Your instructions:
Find the lines below that contain the string "Scarpavecchia". Copy each one.

•••

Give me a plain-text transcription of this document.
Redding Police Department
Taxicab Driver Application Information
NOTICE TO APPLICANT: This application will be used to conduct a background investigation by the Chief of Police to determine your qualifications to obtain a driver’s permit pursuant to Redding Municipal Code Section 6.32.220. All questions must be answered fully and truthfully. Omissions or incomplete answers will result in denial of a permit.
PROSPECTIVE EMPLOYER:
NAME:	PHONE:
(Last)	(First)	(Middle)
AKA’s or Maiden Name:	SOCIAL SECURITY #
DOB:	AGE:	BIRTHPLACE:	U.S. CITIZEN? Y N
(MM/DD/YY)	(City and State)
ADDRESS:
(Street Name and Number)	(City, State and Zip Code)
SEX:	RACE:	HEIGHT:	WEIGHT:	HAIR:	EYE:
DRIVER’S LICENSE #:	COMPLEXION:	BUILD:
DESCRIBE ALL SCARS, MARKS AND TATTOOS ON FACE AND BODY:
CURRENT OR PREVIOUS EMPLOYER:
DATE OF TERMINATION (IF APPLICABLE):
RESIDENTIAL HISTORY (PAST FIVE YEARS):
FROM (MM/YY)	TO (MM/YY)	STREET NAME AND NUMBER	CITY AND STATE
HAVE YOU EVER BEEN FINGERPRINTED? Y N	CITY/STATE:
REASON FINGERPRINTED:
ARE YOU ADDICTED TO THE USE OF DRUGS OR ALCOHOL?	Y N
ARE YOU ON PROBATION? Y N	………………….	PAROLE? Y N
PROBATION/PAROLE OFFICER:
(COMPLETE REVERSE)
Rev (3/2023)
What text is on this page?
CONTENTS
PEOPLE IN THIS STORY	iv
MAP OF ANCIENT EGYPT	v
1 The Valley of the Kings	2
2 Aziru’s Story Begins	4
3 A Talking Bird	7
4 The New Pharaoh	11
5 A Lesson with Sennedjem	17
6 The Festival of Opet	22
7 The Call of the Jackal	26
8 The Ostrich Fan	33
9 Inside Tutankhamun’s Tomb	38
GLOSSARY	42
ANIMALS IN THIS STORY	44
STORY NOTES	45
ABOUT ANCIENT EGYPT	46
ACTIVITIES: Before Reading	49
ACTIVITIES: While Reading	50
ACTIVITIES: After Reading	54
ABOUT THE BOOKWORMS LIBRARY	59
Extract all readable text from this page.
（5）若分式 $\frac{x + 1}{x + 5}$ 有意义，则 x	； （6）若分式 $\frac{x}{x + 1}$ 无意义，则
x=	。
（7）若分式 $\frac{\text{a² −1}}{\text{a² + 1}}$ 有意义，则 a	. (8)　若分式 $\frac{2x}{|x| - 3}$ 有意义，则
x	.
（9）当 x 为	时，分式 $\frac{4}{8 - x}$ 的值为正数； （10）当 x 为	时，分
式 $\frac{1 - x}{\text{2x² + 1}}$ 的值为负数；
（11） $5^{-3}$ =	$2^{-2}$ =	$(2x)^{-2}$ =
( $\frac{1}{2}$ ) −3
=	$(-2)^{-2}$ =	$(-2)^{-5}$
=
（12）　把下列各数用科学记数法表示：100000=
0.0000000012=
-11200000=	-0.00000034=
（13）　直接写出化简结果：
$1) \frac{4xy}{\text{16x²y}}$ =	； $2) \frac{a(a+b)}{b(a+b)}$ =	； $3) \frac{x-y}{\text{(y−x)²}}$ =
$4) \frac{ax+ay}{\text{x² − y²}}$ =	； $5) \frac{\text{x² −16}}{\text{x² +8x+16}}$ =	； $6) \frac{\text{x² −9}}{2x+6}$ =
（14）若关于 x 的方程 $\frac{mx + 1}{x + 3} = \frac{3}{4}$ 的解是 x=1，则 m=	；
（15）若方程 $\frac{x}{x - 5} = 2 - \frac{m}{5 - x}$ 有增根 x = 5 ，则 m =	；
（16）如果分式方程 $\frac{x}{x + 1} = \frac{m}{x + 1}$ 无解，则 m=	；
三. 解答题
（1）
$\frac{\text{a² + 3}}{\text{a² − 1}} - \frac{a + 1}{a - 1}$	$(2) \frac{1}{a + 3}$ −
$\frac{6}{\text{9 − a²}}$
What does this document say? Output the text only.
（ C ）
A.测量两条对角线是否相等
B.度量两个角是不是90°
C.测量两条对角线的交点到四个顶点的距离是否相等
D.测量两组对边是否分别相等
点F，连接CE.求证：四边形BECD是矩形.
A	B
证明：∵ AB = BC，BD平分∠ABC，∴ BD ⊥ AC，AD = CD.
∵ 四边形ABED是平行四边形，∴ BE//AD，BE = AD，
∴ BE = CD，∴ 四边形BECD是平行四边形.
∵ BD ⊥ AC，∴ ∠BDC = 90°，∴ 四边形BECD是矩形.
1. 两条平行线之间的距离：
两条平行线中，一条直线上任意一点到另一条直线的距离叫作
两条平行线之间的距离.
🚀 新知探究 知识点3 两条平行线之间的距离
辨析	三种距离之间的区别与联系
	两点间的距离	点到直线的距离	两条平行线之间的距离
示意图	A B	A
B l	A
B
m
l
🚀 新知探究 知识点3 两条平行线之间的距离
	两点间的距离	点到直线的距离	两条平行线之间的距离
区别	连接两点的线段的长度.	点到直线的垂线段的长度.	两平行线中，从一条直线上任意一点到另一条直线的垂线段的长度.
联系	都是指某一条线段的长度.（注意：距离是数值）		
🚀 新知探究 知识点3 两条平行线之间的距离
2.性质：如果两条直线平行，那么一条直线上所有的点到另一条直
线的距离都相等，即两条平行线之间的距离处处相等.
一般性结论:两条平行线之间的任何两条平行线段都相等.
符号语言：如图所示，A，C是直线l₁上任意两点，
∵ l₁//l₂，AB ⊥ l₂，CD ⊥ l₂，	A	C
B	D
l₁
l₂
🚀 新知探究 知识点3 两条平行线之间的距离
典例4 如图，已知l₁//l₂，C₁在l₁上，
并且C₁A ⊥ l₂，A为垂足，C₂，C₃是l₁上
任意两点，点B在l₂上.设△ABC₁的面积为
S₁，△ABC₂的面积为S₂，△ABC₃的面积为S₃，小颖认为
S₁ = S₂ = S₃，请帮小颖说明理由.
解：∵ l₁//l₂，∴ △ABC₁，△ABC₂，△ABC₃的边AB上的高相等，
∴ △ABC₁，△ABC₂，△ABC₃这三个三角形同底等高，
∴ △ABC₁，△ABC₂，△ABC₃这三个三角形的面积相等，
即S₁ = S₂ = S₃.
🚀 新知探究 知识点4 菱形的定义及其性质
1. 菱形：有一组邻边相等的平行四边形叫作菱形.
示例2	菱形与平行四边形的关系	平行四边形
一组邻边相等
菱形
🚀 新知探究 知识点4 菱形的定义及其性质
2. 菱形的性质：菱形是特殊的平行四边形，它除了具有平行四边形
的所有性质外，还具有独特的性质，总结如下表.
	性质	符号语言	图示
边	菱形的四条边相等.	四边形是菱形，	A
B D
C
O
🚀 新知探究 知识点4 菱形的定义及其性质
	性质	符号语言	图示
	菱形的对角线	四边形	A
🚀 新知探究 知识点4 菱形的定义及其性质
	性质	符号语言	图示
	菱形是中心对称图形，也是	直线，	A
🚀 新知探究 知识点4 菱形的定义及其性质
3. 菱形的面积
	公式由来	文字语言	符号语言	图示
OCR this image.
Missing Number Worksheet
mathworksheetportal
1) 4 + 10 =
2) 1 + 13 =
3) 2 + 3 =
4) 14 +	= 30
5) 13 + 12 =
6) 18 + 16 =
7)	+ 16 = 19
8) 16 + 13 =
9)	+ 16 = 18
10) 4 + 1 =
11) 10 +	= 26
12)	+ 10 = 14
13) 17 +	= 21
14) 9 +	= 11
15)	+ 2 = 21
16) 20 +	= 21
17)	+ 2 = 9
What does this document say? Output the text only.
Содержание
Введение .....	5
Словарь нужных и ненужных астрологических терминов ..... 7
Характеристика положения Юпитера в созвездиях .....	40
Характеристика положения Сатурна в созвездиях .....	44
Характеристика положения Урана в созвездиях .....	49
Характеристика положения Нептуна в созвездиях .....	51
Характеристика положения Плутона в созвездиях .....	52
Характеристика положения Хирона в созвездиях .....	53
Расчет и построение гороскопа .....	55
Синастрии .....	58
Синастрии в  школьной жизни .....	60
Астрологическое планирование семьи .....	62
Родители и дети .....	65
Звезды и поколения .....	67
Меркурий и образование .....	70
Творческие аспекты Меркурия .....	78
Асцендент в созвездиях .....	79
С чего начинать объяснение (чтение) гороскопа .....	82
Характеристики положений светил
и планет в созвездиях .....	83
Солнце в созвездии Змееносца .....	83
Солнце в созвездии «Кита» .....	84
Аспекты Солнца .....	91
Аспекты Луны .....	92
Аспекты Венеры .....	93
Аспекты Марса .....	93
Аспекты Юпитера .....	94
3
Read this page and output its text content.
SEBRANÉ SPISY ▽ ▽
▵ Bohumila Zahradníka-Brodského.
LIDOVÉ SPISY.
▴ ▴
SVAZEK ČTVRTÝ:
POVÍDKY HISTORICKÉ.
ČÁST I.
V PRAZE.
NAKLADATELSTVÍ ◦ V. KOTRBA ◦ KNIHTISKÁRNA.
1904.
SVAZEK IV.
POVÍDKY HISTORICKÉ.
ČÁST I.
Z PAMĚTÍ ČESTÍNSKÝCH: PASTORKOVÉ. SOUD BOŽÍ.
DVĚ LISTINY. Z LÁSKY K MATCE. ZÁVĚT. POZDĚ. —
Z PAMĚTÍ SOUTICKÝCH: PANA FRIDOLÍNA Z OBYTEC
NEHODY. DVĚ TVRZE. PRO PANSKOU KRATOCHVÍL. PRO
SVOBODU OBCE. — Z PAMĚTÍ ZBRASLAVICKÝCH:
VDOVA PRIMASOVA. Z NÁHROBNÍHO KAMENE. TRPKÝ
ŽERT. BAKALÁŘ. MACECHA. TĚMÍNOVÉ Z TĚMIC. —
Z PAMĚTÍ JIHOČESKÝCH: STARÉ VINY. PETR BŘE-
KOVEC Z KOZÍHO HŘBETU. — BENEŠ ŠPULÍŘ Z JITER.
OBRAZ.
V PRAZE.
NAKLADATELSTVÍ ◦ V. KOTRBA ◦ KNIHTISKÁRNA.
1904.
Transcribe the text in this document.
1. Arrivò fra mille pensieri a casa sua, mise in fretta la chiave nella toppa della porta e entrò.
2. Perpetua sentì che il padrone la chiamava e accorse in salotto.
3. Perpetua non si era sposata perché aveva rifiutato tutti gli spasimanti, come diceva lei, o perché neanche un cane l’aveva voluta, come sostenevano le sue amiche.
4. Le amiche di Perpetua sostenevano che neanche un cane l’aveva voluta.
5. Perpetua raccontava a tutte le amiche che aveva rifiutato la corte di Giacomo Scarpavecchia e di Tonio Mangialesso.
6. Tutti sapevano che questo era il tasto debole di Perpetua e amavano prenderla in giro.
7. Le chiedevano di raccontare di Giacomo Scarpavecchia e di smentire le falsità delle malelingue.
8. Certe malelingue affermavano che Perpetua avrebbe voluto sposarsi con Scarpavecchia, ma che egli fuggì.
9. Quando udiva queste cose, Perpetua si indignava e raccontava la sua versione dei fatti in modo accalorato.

•••

Solution to the problem:
5. Perpetua raccontava a tutte le amiche che aveva rifiutato la corte di Giacomo Scarpavecchia e di Tonio Mangialesso.
7. Le chiedevano di raccontare di Giacomo Scarpavecchia e di smentire le falsità delle malelingue.
8. Certe malelingue affermavano che Perpetua avrebbe voluto sposarsi con Scarpavecchia, ma che egli fuggì.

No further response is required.